### WHAT IS REQUIRED
Copy out each line exactly; pictures stay out of the copy.

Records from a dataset
▽

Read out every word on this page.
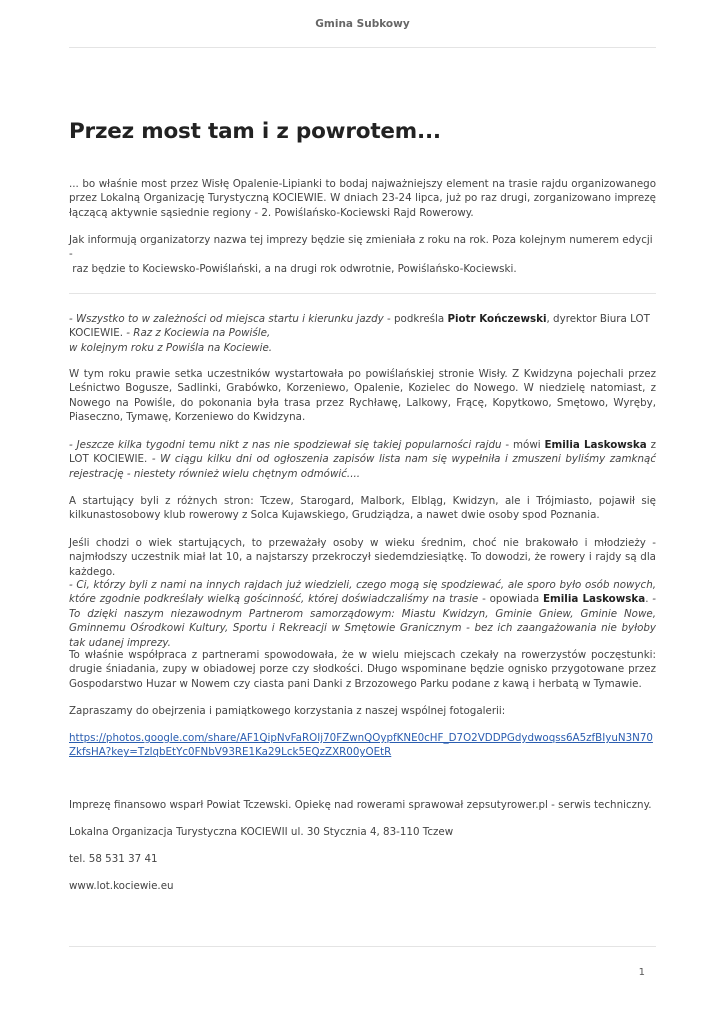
Gmina Subkowy
Przez most tam i z powrotem...

... bo właśnie most przez Wisłę Opalenie-Lipianki to bodaj najważniejszy element na trasie rajdu organizowanego przez Lokalną Organizację Turystyczną KOCIEWIE. W dniach 23-24 lipca, już po raz drugi, zorganizowano imprezę łączącą aktywnie sąsiednie regiony - 2. Powiślańsko-Kociewski Rajd Rowerowy.

Jak informują organizatorzy nazwa tej imprezy będzie się zmieniała z roku na rok. Poza kolejnym numerem edycji -
raz będzie to Kociewsko-Powiślański, a na drugi rok odwrotnie, Powiślańsko-Kociewski.

- Wszystko to w zależności od miejsca startu i kierunku jazdy - podkreśla Piotr Kończewski, dyrektor Biura LOT KOCIEWIE. - Raz z Kociewia na Powiśle,
w kolejnym roku z Powiśla na Kociewie.

W tym roku prawie setka uczestników wystartowała po powiślańskiej stronie Wisły. Z Kwidzyna pojechali przez Leśnictwo Bogusze, Sadlinki, Grabówko, Korzeniewo, Opalenie, Kozielec do Nowego. W niedzielę natomiast, z Nowego na Powiśle, do pokonania była trasa przez Rychławę, Lalkowy, Frącę, Kopytkowo, Smętowo, Wyręby, Piaseczno, Tymawę, Korzeniewo do Kwidzyna.

- Jeszcze kilka tygodni temu nikt z nas nie spodziewał się takiej popularności rajdu - mówi Emilia Laskowska z LOT KOCIEWIE. - W ciągu kilku dni od ogłoszenia zapisów lista nam się wypełniła i zmuszeni byliśmy zamknąć rejestrację - niestety również wielu chętnym odmówić....

A startujący byli z różnych stron: Tczew, Starogard, Malbork, Elbląg, Kwidzyn, ale i Trójmiasto, pojawił się kilkunastosobowy klub rowerowy z Solca Kujawskiego, Grudziądza, a nawet dwie osoby spod Poznania.

Jeśli chodzi o wiek startujących, to przeważały osoby w wieku średnim, choć nie brakowało i młodzieży - najmłodszy uczestnik miał lat 10, a najstarszy przekroczył siedemdziesiątkę. To dowodzi, że rowery i rajdy są dla każdego.

- Ci, którzy byli z nami na innych rajdach już wiedzieli, czego mogą się spodziewać, ale sporo było osób nowych, które zgodnie podkreślały wielką gościnność, której doświadczaliśmy na trasie - opowiada Emilia Laskowska. - To dzięki naszym niezawodnym Partnerom samorządowym: Miastu Kwidzyn, Gminie Gniew, Gminie Nowe, Gminnemu Ośrodkowi Kultury, Sportu i Rekreacji w Smętowie Granicznym - bez ich zaangażowania nie byłoby tak udanej imprezy.

To właśnie współpraca z partnerami spowodowała, że w wielu miejscach czekały na rowerzystów poczęstunki: drugie śniadania, zupy w obiadowej porze czy słodkości. Długo wspominane będzie ognisko przygotowane przez Gospodarstwo Huzar w Nowem czy ciasta pani Danki z Brzozowego Parku podane z kawą i herbatą w Tymawie.

Zapraszamy do obejrzenia i pamiątkowego korzystania z naszej wspólnej fotogalerii:

https://photos.google.com/share/AF1QipNvFaROIj70FZwnQOypfKNE0cHF_D7O2VDDPGdydwoqss6A5zfBIyuN3N70ZkfsHA?key=TzlqbEtYc0FNbV93RE1Ka29Lck5EQzZXR00yOEtR

Imprezę finansowo wsparł Powiat Tczewski. Opiekę nad rowerami sprawował zepsutyrower.pl - serwis techniczny.

Lokalna Organizacja Turystyczna KOCIEWII ul. 30 Stycznia 4, 83-110 Tczew

tel. 58 531 37 41

www.lot.kociewie.eu

1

△

### COMPLETE RESPONSE
Read out every word on this page.
Gmina Subkowy
Przez most tam i z powrotem...

... bo właśnie most przez Wisłę Opalenie-Lipianki to bodaj najważniejszy element na trasie rajdu organizowanego przez Lokalną Organizację Turystyczną KOCIEWIE. W dniach 23-24 lipca, już po raz drugi, zorganizowano imprezę łączącą aktywnie sąsiednie regiony - 2. Powiślańsko-Kociewski Rajd Rowerowy.

Jak informują organizatorzy nazwa tej imprezy będzie się zmieniała z roku na rok. Poza kolejnym numerem edycji -
raz będzie to Kociewsko-Powiślański, a na drugi rok odwrotnie, Powiślańsko-Kociewski.

- Wszystko to w zależności od miejsca startu i kierunku jazdy - podkreśla Piotr Kończewski, dyrektor Biura LOT KOCIEWIE. - Raz z Kociewia na Powiśle,
w kolejnym roku z Powiśla na Kociewie.

W tym roku prawie setka uczestników wystartowała po powiślańskiej stronie Wisły. Z Kwidzyna pojechali przez Leśnictwo Bogusze, Sadlinki, Grabówko, Korzeniewo, Opalenie, Kozielec do Nowego. W niedzielę natomiast, z Nowego na Powiśle, do pokonania była trasa przez Rychławę, Lalkowy, Frącę, Kopytkowo, Smętowo, Wyręby, Piaseczno, Tymawę, Korzeniewo do Kwidzyna.

- Jeszcze kilka tygodni temu nikt z nas nie spodziewał się takiej popularności rajdu - mówi Emilia Laskowska z LOT KOCIEWIE. - W ciągu kilku dni od ogłoszenia zapisów lista nam się wypełniła i zmuszeni byliśmy zamknąć rejestrację - niestety również wielu chętnym odmówić....

A startujący byli z różnych stron: Tczew, Starogard, Malbork, Elbląg, Kwidzyn, ale i Trójmiasto, pojawił się kilkunastosobowy klub rowerowy z Solca Kujawskiego, Grudziądza, a nawet dwie osoby spod Poznania.

Jeśli chodzi o wiek startujących, to przeważały osoby w wieku średnim, choć nie brakowało i młodzieży - najmłodszy uczestnik miał lat 10, a najstarszy przekroczył siedemdziesiątkę. To dowodzi, że rowery i rajdy są dla każdego.

- Ci, którzy byli z nami na innych rajdach już wiedzieli, czego mogą się spodziewać, ale sporo było osób nowych, które zgodnie podkreślały wielką gościnność, której doświadczaliśmy na trasie - opowiada Emilia Laskowska. - To dzięki naszym niezawodnym Partnerom samorządowym: Miastu Kwidzyn, Gminie Gniew, Gminie Nowe, Gminnemu Ośrodkowi Kultury, Sportu i Rekreacji w Smętowie Granicznym - bez ich zaangażowania nie byłoby tak udanej imprezy.

To właśnie współpraca z partnerami spowodowała, że w wielu miejscach czekały na rowerzystów poczęstunki: drugie śniadania, zupy w obiadowej porze czy słodkości. Długo wspominane będzie ognisko przygotowane przez Gospodarstwo Huzar w Nowem czy ciasta pani Danki z Brzozowego Parku podane z kawą i herbatą w Tymawie.

Zapraszamy do obejrzenia i pamiątkowego korzystania z naszej wspólnej fotogalerii:

https://photos.google.com/share/AF1QipNvFaROIj70FZwnQOypfKNE0cHF_D7O2VDDPGdydwoqss6A5zfBIyuN3N70ZkfsHA?key=TzlqbEtYc0FNbV93RE1Ka29Lck5EQzZXR00yOEtR

Imprezę finansowo wsparł Powiat Tczewski. Opiekę nad rowerami sprawował zepsutyrower.pl - serwis techniczny.

Lokalna Organizacja Turystyczna KOCIEWII ul. 30 Stycznia 4, 83-110 Tczew

tel. 58 531 37 41

www.lot.kociewie.eu

1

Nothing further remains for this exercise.